- [INFORMATION SHOWN]:
────
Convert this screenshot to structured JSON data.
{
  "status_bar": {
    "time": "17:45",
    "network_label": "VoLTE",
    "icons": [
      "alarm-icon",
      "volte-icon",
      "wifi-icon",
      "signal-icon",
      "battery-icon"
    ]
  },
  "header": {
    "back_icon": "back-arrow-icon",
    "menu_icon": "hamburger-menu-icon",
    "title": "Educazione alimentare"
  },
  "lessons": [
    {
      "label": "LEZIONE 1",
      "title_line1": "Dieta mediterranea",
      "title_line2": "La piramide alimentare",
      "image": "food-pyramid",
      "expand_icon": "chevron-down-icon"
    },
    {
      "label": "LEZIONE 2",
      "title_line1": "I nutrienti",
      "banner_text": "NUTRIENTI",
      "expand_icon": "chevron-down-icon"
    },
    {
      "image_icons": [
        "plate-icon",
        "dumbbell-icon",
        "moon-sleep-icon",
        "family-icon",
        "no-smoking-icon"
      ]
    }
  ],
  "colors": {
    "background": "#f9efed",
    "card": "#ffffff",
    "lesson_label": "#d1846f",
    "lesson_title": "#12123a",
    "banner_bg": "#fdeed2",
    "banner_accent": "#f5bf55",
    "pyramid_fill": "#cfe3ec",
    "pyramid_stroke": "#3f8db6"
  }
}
────
- [THE PROBLEM]: Could you transcribe the records in full, exactly?

- [ANSWER FOR THE TASK]:
Convert this screenshot to structured JSON data.
{
  "status_bar": {
    "time": "17:45",
    "network_label": "VoLTE",
    "icons": [
      "alarm-icon",
      "volte-icon",
      "wifi-icon",
      "signal-icon",
      "battery-icon"
    ]
  },
  "header": {
    "back_icon": "back-arrow-icon",
    "menu_icon": "hamburger-menu-icon",
    "title": "Educazione alimentare"
  },
  "lessons": [
    {
      "label": "LEZIONE 1",
      "title_line1": "Dieta mediterranea",
      "title_line2": "La piramide alimentare",
      "image": "food-pyramid",
      "expand_icon": "chevron-down-icon"
    },
    {
      "label": "LEZIONE 2",
      "title_line1": "I nutrienti",
      "banner_text": "NUTRIENTI",
      "expand_icon": "chevron-down-icon"
    },
    {
      "image_icons": [
        "plate-icon",
        "dumbbell-icon",
        "moon-sleep-icon",
        "family-icon",
        "no-smoking-icon"
      ]
    }
  ],
  "colors": {
    "background": "#f9efed",
    "card": "#ffffff",
    "lesson_label": "#d1846f",
    "lesson_title": "#12123a",
    "banner_bg": "#fdeed2",
    "banner_accent": "#f5bf55",
    "pyramid_fill": "#cfe3ec",
    "pyramid_stroke": "#3f8db6"
  }
}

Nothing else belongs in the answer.